Restate the entries below verbatim.

(Data entries)
★ ★ ★ ★ ★

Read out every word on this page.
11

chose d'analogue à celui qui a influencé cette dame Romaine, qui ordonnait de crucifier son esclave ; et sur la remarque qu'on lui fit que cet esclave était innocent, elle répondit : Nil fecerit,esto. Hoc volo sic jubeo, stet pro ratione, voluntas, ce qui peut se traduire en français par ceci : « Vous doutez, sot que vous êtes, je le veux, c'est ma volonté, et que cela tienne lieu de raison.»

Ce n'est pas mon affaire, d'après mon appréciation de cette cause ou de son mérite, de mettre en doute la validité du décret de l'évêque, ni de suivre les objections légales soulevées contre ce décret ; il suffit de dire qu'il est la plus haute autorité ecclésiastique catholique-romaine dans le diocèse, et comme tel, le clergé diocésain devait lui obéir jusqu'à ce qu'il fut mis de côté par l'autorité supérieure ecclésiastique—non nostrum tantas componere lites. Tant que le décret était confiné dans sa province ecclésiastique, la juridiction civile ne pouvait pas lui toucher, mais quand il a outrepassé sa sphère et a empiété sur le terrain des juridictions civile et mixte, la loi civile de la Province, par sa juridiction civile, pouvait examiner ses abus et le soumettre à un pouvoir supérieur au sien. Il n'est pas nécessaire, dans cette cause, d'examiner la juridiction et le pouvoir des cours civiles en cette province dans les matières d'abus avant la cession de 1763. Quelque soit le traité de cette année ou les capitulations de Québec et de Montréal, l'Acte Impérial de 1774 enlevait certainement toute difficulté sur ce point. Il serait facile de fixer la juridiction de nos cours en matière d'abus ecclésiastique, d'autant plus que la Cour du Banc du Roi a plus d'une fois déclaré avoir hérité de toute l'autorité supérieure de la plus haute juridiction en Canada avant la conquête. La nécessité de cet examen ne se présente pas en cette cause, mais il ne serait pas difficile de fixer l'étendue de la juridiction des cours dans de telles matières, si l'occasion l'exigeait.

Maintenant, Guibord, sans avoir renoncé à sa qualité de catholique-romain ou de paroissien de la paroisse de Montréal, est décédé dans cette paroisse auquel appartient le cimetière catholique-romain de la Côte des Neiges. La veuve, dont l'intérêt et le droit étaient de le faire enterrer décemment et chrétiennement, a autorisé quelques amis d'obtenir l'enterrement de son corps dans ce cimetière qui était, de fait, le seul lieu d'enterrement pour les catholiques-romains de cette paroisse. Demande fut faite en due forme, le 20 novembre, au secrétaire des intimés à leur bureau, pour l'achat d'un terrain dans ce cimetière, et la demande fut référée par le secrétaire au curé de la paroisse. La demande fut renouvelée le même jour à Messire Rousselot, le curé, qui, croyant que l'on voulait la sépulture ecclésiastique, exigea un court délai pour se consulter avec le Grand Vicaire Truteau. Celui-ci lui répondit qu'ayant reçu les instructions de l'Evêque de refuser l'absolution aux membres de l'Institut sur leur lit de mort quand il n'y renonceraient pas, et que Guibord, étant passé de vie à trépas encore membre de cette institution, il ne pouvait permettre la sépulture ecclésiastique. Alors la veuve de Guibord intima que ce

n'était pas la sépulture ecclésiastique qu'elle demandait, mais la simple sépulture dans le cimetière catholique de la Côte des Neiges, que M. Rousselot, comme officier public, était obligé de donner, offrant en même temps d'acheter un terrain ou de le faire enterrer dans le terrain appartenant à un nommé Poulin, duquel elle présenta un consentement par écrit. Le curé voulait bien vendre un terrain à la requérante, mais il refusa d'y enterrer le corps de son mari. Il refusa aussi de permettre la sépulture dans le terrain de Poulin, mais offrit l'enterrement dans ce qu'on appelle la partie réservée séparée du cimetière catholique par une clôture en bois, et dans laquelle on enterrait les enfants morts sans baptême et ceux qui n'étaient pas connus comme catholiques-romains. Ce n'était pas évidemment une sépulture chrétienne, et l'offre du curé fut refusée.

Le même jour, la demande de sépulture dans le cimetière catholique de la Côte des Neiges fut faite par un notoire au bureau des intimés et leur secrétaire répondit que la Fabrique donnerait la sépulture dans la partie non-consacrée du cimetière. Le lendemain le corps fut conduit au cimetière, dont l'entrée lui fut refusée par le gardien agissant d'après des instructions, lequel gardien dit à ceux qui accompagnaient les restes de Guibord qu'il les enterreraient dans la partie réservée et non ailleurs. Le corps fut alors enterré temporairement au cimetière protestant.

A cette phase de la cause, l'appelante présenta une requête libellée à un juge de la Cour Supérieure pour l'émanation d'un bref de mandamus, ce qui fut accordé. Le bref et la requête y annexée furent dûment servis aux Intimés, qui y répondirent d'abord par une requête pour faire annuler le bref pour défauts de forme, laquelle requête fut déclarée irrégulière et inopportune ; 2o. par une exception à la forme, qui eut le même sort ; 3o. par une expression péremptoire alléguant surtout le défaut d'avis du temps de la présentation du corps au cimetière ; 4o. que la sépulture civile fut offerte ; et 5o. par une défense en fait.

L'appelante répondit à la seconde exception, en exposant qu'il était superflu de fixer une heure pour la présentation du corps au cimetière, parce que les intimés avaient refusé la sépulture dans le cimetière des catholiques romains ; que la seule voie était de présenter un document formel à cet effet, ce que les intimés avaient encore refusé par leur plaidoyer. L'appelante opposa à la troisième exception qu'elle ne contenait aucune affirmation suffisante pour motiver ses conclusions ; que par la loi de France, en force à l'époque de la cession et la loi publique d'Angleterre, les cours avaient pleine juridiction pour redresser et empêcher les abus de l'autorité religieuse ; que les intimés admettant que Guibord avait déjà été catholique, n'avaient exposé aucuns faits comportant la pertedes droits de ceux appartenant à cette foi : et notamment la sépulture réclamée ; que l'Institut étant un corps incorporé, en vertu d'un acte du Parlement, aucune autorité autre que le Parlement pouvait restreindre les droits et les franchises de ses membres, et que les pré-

★ ★ ★ ★ ★

▸ REPLY TO THE TASK:
Read out every word on this page.
11

chose d'analogue à celui qui a influencé cette dame Romaine, qui ordonnait de crucifier son esclave ; et sur la remarque qu'on lui fit que cet esclave était innocent, elle répondit : Nil fecerit,esto. Hoc volo sic jubeo, stet pro ratione, voluntas, ce qui peut se traduire en français par ceci : « Vous doutez, sot que vous êtes, je le veux, c'est ma volonté, et que cela tienne lieu de raison.»

Ce n'est pas mon affaire, d'après mon appréciation de cette cause ou de son mérite, de mettre en doute la validité du décret de l'évêque, ni de suivre les objections légales soulevées contre ce décret ; il suffit de dire qu'il est la plus haute autorité ecclésiastique catholique-romaine dans le diocèse, et comme tel, le clergé diocésain devait lui obéir jusqu'à ce qu'il fut mis de côté par l'autorité supérieure ecclésiastique—non nostrum tantas componere lites. Tant que le décret était confiné dans sa province ecclésiastique, la juridiction civile ne pouvait pas lui toucher, mais quand il a outrepassé sa sphère et a empiété sur le terrain des juridictions civile et mixte, la loi civile de la Province, par sa juridiction civile, pouvait examiner ses abus et le soumettre à un pouvoir supérieur au sien. Il n'est pas nécessaire, dans cette cause, d'examiner la juridiction et le pouvoir des cours civiles en cette province dans les matières d'abus avant la cession de 1763. Quelque soit le traité de cette année ou les capitulations de Québec et de Montréal, l'Acte Impérial de 1774 enlevait certainement toute difficulté sur ce point. Il serait facile de fixer la juridiction de nos cours en matière d'abus ecclésiastique, d'autant plus que la Cour du Banc du Roi a plus d'une fois déclaré avoir hérité de toute l'autorité supérieure de la plus haute juridiction en Canada avant la conquête. La nécessité de cet examen ne se présente pas en cette cause, mais il ne serait pas difficile de fixer l'étendue de la juridiction des cours dans de telles matières, si l'occasion l'exigeait.

Maintenant, Guibord, sans avoir renoncé à sa qualité de catholique-romain ou de paroissien de la paroisse de Montréal, est décédé dans cette paroisse auquel appartient le cimetière catholique-romain de la Côte des Neiges. La veuve, dont l'intérêt et le droit étaient de le faire enterrer décemment et chrétiennement, a autorisé quelques amis d'obtenir l'enterrement de son corps dans ce cimetière qui était, de fait, le seul lieu d'enterrement pour les catholiques-romains de cette paroisse. Demande fut faite en due forme, le 20 novembre, au secrétaire des intimés à leur bureau, pour l'achat d'un terrain dans ce cimetière, et la demande fut référée par le secrétaire au curé de la paroisse. La demande fut renouvelée le même jour à Messire Rousselot, le curé, qui, croyant que l'on voulait la sépulture ecclésiastique, exigea un court délai pour se consulter avec le Grand Vicaire Truteau. Celui-ci lui répondit qu'ayant reçu les instructions de l'Evêque de refuser l'absolution aux membres de l'Institut sur leur lit de mort quand il n'y renonceraient pas, et que Guibord, étant passé de vie à trépas encore membre de cette institution, il ne pouvait permettre la sépulture ecclésiastique. Alors la veuve de Guibord intima que ce

n'était pas la sépulture ecclésiastique qu'elle demandait, mais la simple sépulture dans le cimetière catholique de la Côte des Neiges, que M. Rousselot, comme officier public, était obligé de donner, offrant en même temps d'acheter un terrain ou de le faire enterrer dans le terrain appartenant à un nommé Poulin, duquel elle présenta un consentement par écrit. Le curé voulait bien vendre un terrain à la requérante, mais il refusa d'y enterrer le corps de son mari. Il refusa aussi de permettre la sépulture dans le terrain de Poulin, mais offrit l'enterrement dans ce qu'on appelle la partie réservée séparée du cimetière catholique par une clôture en bois, et dans laquelle on enterrait les enfants morts sans baptême et ceux qui n'étaient pas connus comme catholiques-romains. Ce n'était pas évidemment une sépulture chrétienne, et l'offre du curé fut refusée.

Le même jour, la demande de sépulture dans le cimetière catholique de la Côte des Neiges fut faite par un notoire au bureau des intimés et leur secrétaire répondit que la Fabrique donnerait la sépulture dans la partie non-consacrée du cimetière. Le lendemain le corps fut conduit au cimetière, dont l'entrée lui fut refusée par le gardien agissant d'après des instructions, lequel gardien dit à ceux qui accompagnaient les restes de Guibord qu'il les enterreraient dans la partie réservée et non ailleurs. Le corps fut alors enterré temporairement au cimetière protestant.

A cette phase de la cause, l'appelante présenta une requête libellée à un juge de la Cour Supérieure pour l'émanation d'un bref de mandamus, ce qui fut accordé. Le bref et la requête y annexée furent dûment servis aux Intimés, qui y répondirent d'abord par une requête pour faire annuler le bref pour défauts de forme, laquelle requête fut déclarée irrégulière et inopportune ; 2o. par une exception à la forme, qui eut le même sort ; 3o. par une expression péremptoire alléguant surtout le défaut d'avis du temps de la présentation du corps au cimetière ; 4o. que la sépulture civile fut offerte ; et 5o. par une défense en fait.

L'appelante répondit à la seconde exception, en exposant qu'il était superflu de fixer une heure pour la présentation du corps au cimetière, parce que les intimés avaient refusé la sépulture dans le cimetière des catholiques romains ; que la seule voie était de présenter un document formel à cet effet, ce que les intimés avaient encore refusé par leur plaidoyer. L'appelante opposa à la troisième exception qu'elle ne contenait aucune affirmation suffisante pour motiver ses conclusions ; que par la loi de France, en force à l'époque de la cession et la loi publique d'Angleterre, les cours avaient pleine juridiction pour redresser et empêcher les abus de l'autorité religieuse ; que les intimés admettant que Guibord avait déjà été catholique, n'avaient exposé aucuns faits comportant la pertedes droits de ceux appartenant à cette foi : et notamment la sépulture réclamée ; que l'Institut étant un corps incorporé, en vertu d'un acte du Parlement, aucune autorité autre que le Parlement pouvait restreindre les droits et les franchises de ses membres, et que les pré-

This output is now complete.